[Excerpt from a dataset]

=====

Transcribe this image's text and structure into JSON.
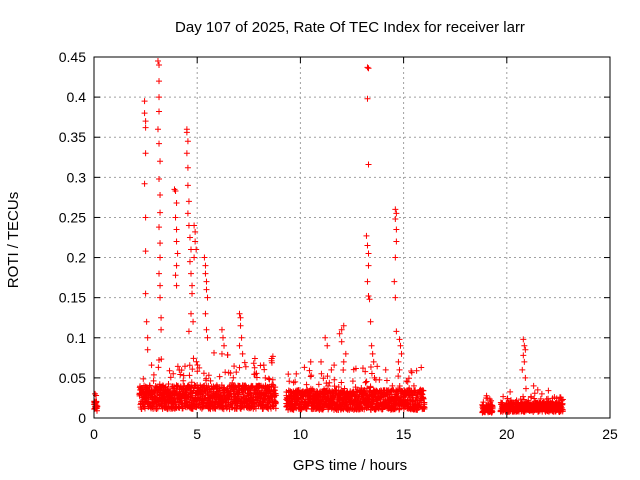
{
  "chart_data": {
    "type": "scatter",
    "title": "Day 107 of 2025, Rate Of TEC Index for receiver larr",
    "xlabel": "GPS time / hours",
    "ylabel": "ROTI / TECUs",
    "xlim": [
      0,
      25
    ],
    "ylim": [
      0,
      0.45
    ],
    "x_ticks": [
      0,
      5,
      10,
      15,
      20,
      25
    ],
    "y_ticks": [
      0,
      0.05,
      0.1,
      0.15,
      0.2,
      0.25,
      0.3,
      0.35,
      0.4,
      0.45
    ],
    "x_tick_labels": [
      "0",
      "5",
      "10",
      "15",
      "20",
      "25"
    ],
    "y_tick_labels": [
      "0",
      "0.05",
      "0.1",
      "0.15",
      "0.2",
      "0.25",
      "0.3",
      "0.35",
      "0.4",
      "0.45"
    ],
    "grid": true,
    "marker": "+",
    "color": "#ff0000",
    "segments": [
      {
        "x_start": 0.0,
        "x_end": 0.15,
        "base": 0.018,
        "spread": 0.012
      },
      {
        "x_start": 2.2,
        "x_end": 8.8,
        "base": 0.022,
        "spread": 0.03
      },
      {
        "x_start": 9.3,
        "x_end": 16.0,
        "base": 0.02,
        "spread": 0.025
      },
      {
        "x_start": 18.8,
        "x_end": 19.3,
        "base": 0.013,
        "spread": 0.01
      },
      {
        "x_start": 19.7,
        "x_end": 22.7,
        "base": 0.015,
        "spread": 0.012
      }
    ],
    "outliers": [
      [
        0.05,
        0.03
      ],
      [
        0.1,
        0.028
      ],
      [
        0.02,
        0.02
      ],
      [
        2.45,
        0.395
      ],
      [
        2.45,
        0.38
      ],
      [
        2.5,
        0.37
      ],
      [
        2.5,
        0.362
      ],
      [
        2.5,
        0.33
      ],
      [
        2.45,
        0.292
      ],
      [
        2.5,
        0.25
      ],
      [
        2.5,
        0.208
      ],
      [
        2.5,
        0.155
      ],
      [
        2.55,
        0.12
      ],
      [
        2.6,
        0.1
      ],
      [
        2.6,
        0.085
      ],
      [
        3.1,
        0.445
      ],
      [
        3.15,
        0.44
      ],
      [
        3.15,
        0.42
      ],
      [
        3.15,
        0.4
      ],
      [
        3.15,
        0.382
      ],
      [
        3.1,
        0.36
      ],
      [
        3.15,
        0.342
      ],
      [
        3.2,
        0.32
      ],
      [
        3.15,
        0.298
      ],
      [
        3.2,
        0.278
      ],
      [
        3.2,
        0.256
      ],
      [
        3.15,
        0.238
      ],
      [
        3.2,
        0.218
      ],
      [
        3.2,
        0.2
      ],
      [
        3.15,
        0.18
      ],
      [
        3.2,
        0.165
      ],
      [
        3.2,
        0.15
      ],
      [
        3.25,
        0.125
      ],
      [
        3.25,
        0.11
      ],
      [
        3.9,
        0.285
      ],
      [
        3.95,
        0.283
      ],
      [
        4.0,
        0.268
      ],
      [
        3.95,
        0.25
      ],
      [
        4.0,
        0.235
      ],
      [
        4.0,
        0.22
      ],
      [
        4.05,
        0.205
      ],
      [
        4.0,
        0.19
      ],
      [
        3.95,
        0.178
      ],
      [
        4.0,
        0.165
      ],
      [
        4.5,
        0.36
      ],
      [
        4.5,
        0.356
      ],
      [
        4.55,
        0.345
      ],
      [
        4.5,
        0.33
      ],
      [
        4.55,
        0.312
      ],
      [
        4.55,
        0.29
      ],
      [
        4.6,
        0.27
      ],
      [
        4.55,
        0.255
      ],
      [
        4.6,
        0.24
      ],
      [
        4.65,
        0.225
      ],
      [
        4.7,
        0.21
      ],
      [
        4.65,
        0.195
      ],
      [
        4.7,
        0.18
      ],
      [
        4.75,
        0.165
      ],
      [
        4.75,
        0.155
      ],
      [
        4.7,
        0.13
      ],
      [
        4.8,
        0.12
      ],
      [
        4.6,
        0.108
      ],
      [
        4.85,
        0.24
      ],
      [
        4.9,
        0.232
      ],
      [
        4.9,
        0.22
      ],
      [
        4.95,
        0.21
      ],
      [
        4.85,
        0.2
      ],
      [
        5.35,
        0.2
      ],
      [
        5.4,
        0.19
      ],
      [
        5.4,
        0.18
      ],
      [
        5.45,
        0.17
      ],
      [
        5.45,
        0.16
      ],
      [
        5.5,
        0.15
      ],
      [
        5.4,
        0.13
      ],
      [
        5.45,
        0.11
      ],
      [
        5.5,
        0.1
      ],
      [
        6.2,
        0.11
      ],
      [
        6.25,
        0.1
      ],
      [
        6.3,
        0.09
      ],
      [
        6.2,
        0.08
      ],
      [
        7.05,
        0.13
      ],
      [
        7.1,
        0.125
      ],
      [
        7.1,
        0.115
      ],
      [
        7.15,
        0.1
      ],
      [
        7.05,
        0.09
      ],
      [
        7.2,
        0.08
      ],
      [
        8.3,
        0.05
      ],
      [
        8.5,
        0.048
      ],
      [
        9.8,
        0.055
      ],
      [
        10.5,
        0.07
      ],
      [
        11.2,
        0.1
      ],
      [
        11.3,
        0.09
      ],
      [
        11.0,
        0.07
      ],
      [
        11.5,
        0.06
      ],
      [
        11.9,
        0.105
      ],
      [
        12.0,
        0.11
      ],
      [
        12.1,
        0.115
      ],
      [
        12.0,
        0.095
      ],
      [
        12.2,
        0.08
      ],
      [
        12.1,
        0.07
      ],
      [
        13.25,
        0.437
      ],
      [
        13.3,
        0.436
      ],
      [
        13.25,
        0.398
      ],
      [
        13.3,
        0.316
      ],
      [
        13.2,
        0.227
      ],
      [
        13.25,
        0.215
      ],
      [
        13.3,
        0.205
      ],
      [
        13.3,
        0.19
      ],
      [
        13.25,
        0.17
      ],
      [
        13.3,
        0.152
      ],
      [
        13.35,
        0.148
      ],
      [
        13.4,
        0.12
      ],
      [
        13.45,
        0.09
      ],
      [
        13.5,
        0.08
      ],
      [
        13.55,
        0.07
      ],
      [
        14.6,
        0.26
      ],
      [
        14.65,
        0.255
      ],
      [
        14.6,
        0.248
      ],
      [
        14.65,
        0.235
      ],
      [
        14.65,
        0.22
      ],
      [
        14.6,
        0.2
      ],
      [
        14.55,
        0.17
      ],
      [
        14.6,
        0.15
      ],
      [
        14.65,
        0.108
      ],
      [
        14.8,
        0.098
      ],
      [
        14.85,
        0.09
      ],
      [
        14.9,
        0.08
      ],
      [
        14.75,
        0.07
      ],
      [
        14.8,
        0.06
      ],
      [
        15.2,
        0.045
      ],
      [
        15.5,
        0.04
      ],
      [
        19.0,
        0.025
      ],
      [
        19.2,
        0.02
      ],
      [
        20.8,
        0.098
      ],
      [
        20.85,
        0.09
      ],
      [
        20.9,
        0.085
      ],
      [
        20.8,
        0.078
      ],
      [
        20.85,
        0.07
      ],
      [
        20.75,
        0.06
      ],
      [
        20.9,
        0.05
      ],
      [
        21.3,
        0.04
      ],
      [
        21.5,
        0.035
      ],
      [
        21.7,
        0.03
      ]
    ]
  }
}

=====

◆ **Work to do**
Leave out the pictures and copy the rest of the material above exactly.

◆ **Answer to the exercise**
Transcribe this image's text and structure into JSON.
{
  "chart_data": {
    "type": "scatter",
    "title": "Day 107 of 2025, Rate Of TEC Index for receiver larr",
    "xlabel": "GPS time / hours",
    "ylabel": "ROTI / TECUs",
    "xlim": [
      0,
      25
    ],
    "ylim": [
      0,
      0.45
    ],
    "x_ticks": [
      0,
      5,
      10,
      15,
      20,
      25
    ],
    "y_ticks": [
      0,
      0.05,
      0.1,
      0.15,
      0.2,
      0.25,
      0.3,
      0.35,
      0.4,
      0.45
    ],
    "x_tick_labels": [
      "0",
      "5",
      "10",
      "15",
      "20",
      "25"
    ],
    "y_tick_labels": [
      "0",
      "0.05",
      "0.1",
      "0.15",
      "0.2",
      "0.25",
      "0.3",
      "0.35",
      "0.4",
      "0.45"
    ],
    "grid": true,
    "marker": "+",
    "color": "#ff0000",
    "segments": [
      {
        "x_start": 0.0,
        "x_end": 0.15,
        "base": 0.018,
        "spread": 0.012
      },
      {
        "x_start": 2.2,
        "x_end": 8.8,
        "base": 0.022,
        "spread": 0.03
      },
      {
        "x_start": 9.3,
        "x_end": 16.0,
        "base": 0.02,
        "spread": 0.025
      },
      {
        "x_start": 18.8,
        "x_end": 19.3,
        "base": 0.013,
        "spread": 0.01
      },
      {
        "x_start": 19.7,
        "x_end": 22.7,
        "base": 0.015,
        "spread": 0.012
      }
    ],
    "outliers": [
      [
        0.05,
        0.03
      ],
      [
        0.1,
        0.028
      ],
      [
        0.02,
        0.02
      ],
      [
        2.45,
        0.395
      ],
      [
        2.45,
        0.38
      ],
      [
        2.5,
        0.37
      ],
      [
        2.5,
        0.362
      ],
      [
        2.5,
        0.33
      ],
      [
        2.45,
        0.292
      ],
      [
        2.5,
        0.25
      ],
      [
        2.5,
        0.208
      ],
      [
        2.5,
        0.155
      ],
      [
        2.55,
        0.12
      ],
      [
        2.6,
        0.1
      ],
      [
        2.6,
        0.085
      ],
      [
        3.1,
        0.445
      ],
      [
        3.15,
        0.44
      ],
      [
        3.15,
        0.42
      ],
      [
        3.15,
        0.4
      ],
      [
        3.15,
        0.382
      ],
      [
        3.1,
        0.36
      ],
      [
        3.15,
        0.342
      ],
      [
        3.2,
        0.32
      ],
      [
        3.15,
        0.298
      ],
      [
        3.2,
        0.278
      ],
      [
        3.2,
        0.256
      ],
      [
        3.15,
        0.238
      ],
      [
        3.2,
        0.218
      ],
      [
        3.2,
        0.2
      ],
      [
        3.15,
        0.18
      ],
      [
        3.2,
        0.165
      ],
      [
        3.2,
        0.15
      ],
      [
        3.25,
        0.125
      ],
      [
        3.25,
        0.11
      ],
      [
        3.9,
        0.285
      ],
      [
        3.95,
        0.283
      ],
      [
        4.0,
        0.268
      ],
      [
        3.95,
        0.25
      ],
      [
        4.0,
        0.235
      ],
      [
        4.0,
        0.22
      ],
      [
        4.05,
        0.205
      ],
      [
        4.0,
        0.19
      ],
      [
        3.95,
        0.178
      ],
      [
        4.0,
        0.165
      ],
      [
        4.5,
        0.36
      ],
      [
        4.5,
        0.356
      ],
      [
        4.55,
        0.345
      ],
      [
        4.5,
        0.33
      ],
      [
        4.55,
        0.312
      ],
      [
        4.55,
        0.29
      ],
      [
        4.6,
        0.27
      ],
      [
        4.55,
        0.255
      ],
      [
        4.6,
        0.24
      ],
      [
        4.65,
        0.225
      ],
      [
        4.7,
        0.21
      ],
      [
        4.65,
        0.195
      ],
      [
        4.7,
        0.18
      ],
      [
        4.75,
        0.165
      ],
      [
        4.75,
        0.155
      ],
      [
        4.7,
        0.13
      ],
      [
        4.8,
        0.12
      ],
      [
        4.6,
        0.108
      ],
      [
        4.85,
        0.24
      ],
      [
        4.9,
        0.232
      ],
      [
        4.9,
        0.22
      ],
      [
        4.95,
        0.21
      ],
      [
        4.85,
        0.2
      ],
      [
        5.35,
        0.2
      ],
      [
        5.4,
        0.19
      ],
      [
        5.4,
        0.18
      ],
      [
        5.45,
        0.17
      ],
      [
        5.45,
        0.16
      ],
      [
        5.5,
        0.15
      ],
      [
        5.4,
        0.13
      ],
      [
        5.45,
        0.11
      ],
      [
        5.5,
        0.1
      ],
      [
        6.2,
        0.11
      ],
      [
        6.25,
        0.1
      ],
      [
        6.3,
        0.09
      ],
      [
        6.2,
        0.08
      ],
      [
        7.05,
        0.13
      ],
      [
        7.1,
        0.125
      ],
      [
        7.1,
        0.115
      ],
      [
        7.15,
        0.1
      ],
      [
        7.05,
        0.09
      ],
      [
        7.2,
        0.08
      ],
      [
        8.3,
        0.05
      ],
      [
        8.5,
        0.048
      ],
      [
        9.8,
        0.055
      ],
      [
        10.5,
        0.07
      ],
      [
        11.2,
        0.1
      ],
      [
        11.3,
        0.09
      ],
      [
        11.0,
        0.07
      ],
      [
        11.5,
        0.06
      ],
      [
        11.9,
        0.105
      ],
      [
        12.0,
        0.11
      ],
      [
        12.1,
        0.115
      ],
      [
        12.0,
        0.095
      ],
      [
        12.2,
        0.08
      ],
      [
        12.1,
        0.07
      ],
      [
        13.25,
        0.437
      ],
      [
        13.3,
        0.436
      ],
      [
        13.25,
        0.398
      ],
      [
        13.3,
        0.316
      ],
      [
        13.2,
        0.227
      ],
      [
        13.25,
        0.215
      ],
      [
        13.3,
        0.205
      ],
      [
        13.3,
        0.19
      ],
      [
        13.25,
        0.17
      ],
      [
        13.3,
        0.152
      ],
      [
        13.35,
        0.148
      ],
      [
        13.4,
        0.12
      ],
      [
        13.45,
        0.09
      ],
      [
        13.5,
        0.08
      ],
      [
        13.55,
        0.07
      ],
      [
        14.6,
        0.26
      ],
      [
        14.65,
        0.255
      ],
      [
        14.6,
        0.248
      ],
      [
        14.65,
        0.235
      ],
      [
        14.65,
        0.22
      ],
      [
        14.6,
        0.2
      ],
      [
        14.55,
        0.17
      ],
      [
        14.6,
        0.15
      ],
      [
        14.65,
        0.108
      ],
      [
        14.8,
        0.098
      ],
      [
        14.85,
        0.09
      ],
      [
        14.9,
        0.08
      ],
      [
        14.75,
        0.07
      ],
      [
        14.8,
        0.06
      ],
      [
        15.2,
        0.045
      ],
      [
        15.5,
        0.04
      ],
      [
        19.0,
        0.025
      ],
      [
        19.2,
        0.02
      ],
      [
        20.8,
        0.098
      ],
      [
        20.85,
        0.09
      ],
      [
        20.9,
        0.085
      ],
      [
        20.8,
        0.078
      ],
      [
        20.85,
        0.07
      ],
      [
        20.75,
        0.06
      ],
      [
        20.9,
        0.05
      ],
      [
        21.3,
        0.04
      ],
      [
        21.5,
        0.035
      ],
      [
        21.7,
        0.03
      ]
    ]
  }
}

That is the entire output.